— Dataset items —
•••••
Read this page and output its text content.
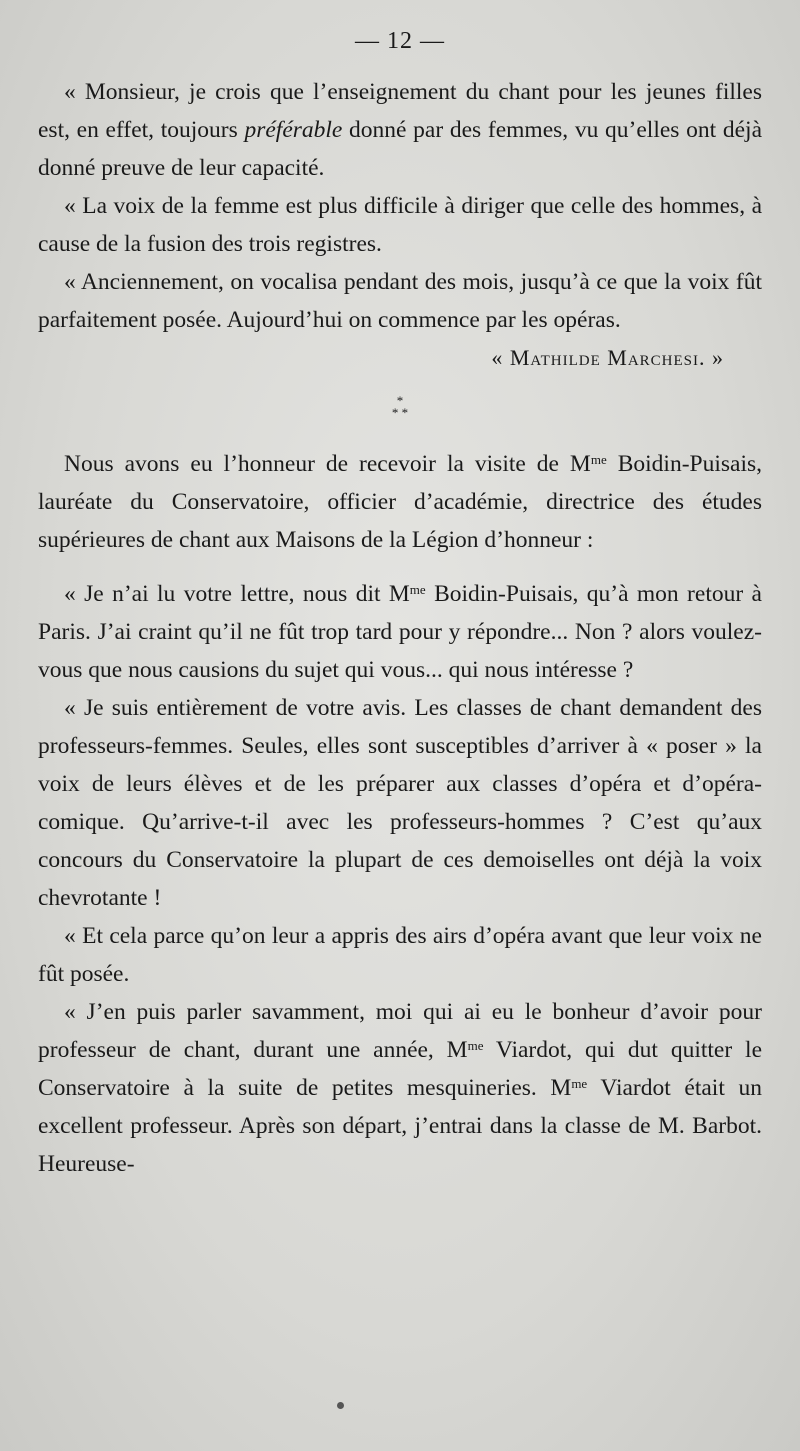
— 12 —

« Monsieur, je crois que l’enseignement du chant pour les jeunes filles est, en effet, toujours préférable donné par des femmes, vu qu’elles ont déjà donné preuve de leur capacité.

« La voix de la femme est plus difficile à diriger que celle des hommes, à cause de la fusion des trois registres.

« Anciennement, on vocalisa pendant des mois, jusqu’à ce que la voix fût parfaitement posée. Aujourd’hui on commence par les opéras.

« Mathilde Marchesi. »
*
* *

Nous avons eu l’honneur de recevoir la visite de $M^{me}$ Boidin-Puisais, lauréate du Conservatoire, officier d’académie, directrice des études supérieures de chant aux Maisons de la Légion d’honneur :

« Je n’ai lu votre lettre, nous dit $M^{me}$ Boidin-Puisais, qu’à mon retour à Paris. J’ai craint qu’il ne fût trop tard pour y répondre... Non ? alors voulez-vous que nous causions du sujet qui vous... qui nous intéresse ?

« Je suis entièrement de votre avis. Les classes de chant demandent des professeurs-femmes. Seules, elles sont susceptibles d’arriver à « poser » la voix de leurs élèves et de les préparer aux classes d’opéra et d’opéra-comique. Qu’arrive-t-il avec les professeurs-hommes ? C’est qu’aux concours du Conservatoire la plupart de ces demoiselles ont déjà la voix chevrotante !

« Et cela parce qu’on leur a appris des airs d’opéra avant que leur voix ne fût posée.

« J’en puis parler savamment, moi qui ai eu le bonheur d’avoir pour professeur de chant, durant une année, $M^{me}$ Viardot, qui dut quitter le Conservatoire à la suite de petites mesquineries. $M^{me}$ Viardot était un excellent professeur. Après son départ, j’entrai dans la classe de M. Barbot. Heureuse-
•••••
— What is expected —
Filter lines by "hommes" and return each hit.

— In response —
« La voix de la femme est plus difficile à diriger que celle des hommes, à cause de la fusion des trois registres.
« Je suis entièrement de votre avis. Les classes de chant demandent des professeurs-femmes. Seules, elles sont susceptibles d’arriver à « poser » la voix de leurs élèves et de les préparer aux classes d’opéra et d’opéra-comique. Qu’arrive-t-il avec les professeurs-hommes ? C’est qu’aux concours du Conservatoire la plupart de ces demoiselles ont déjà la voix chevrotante !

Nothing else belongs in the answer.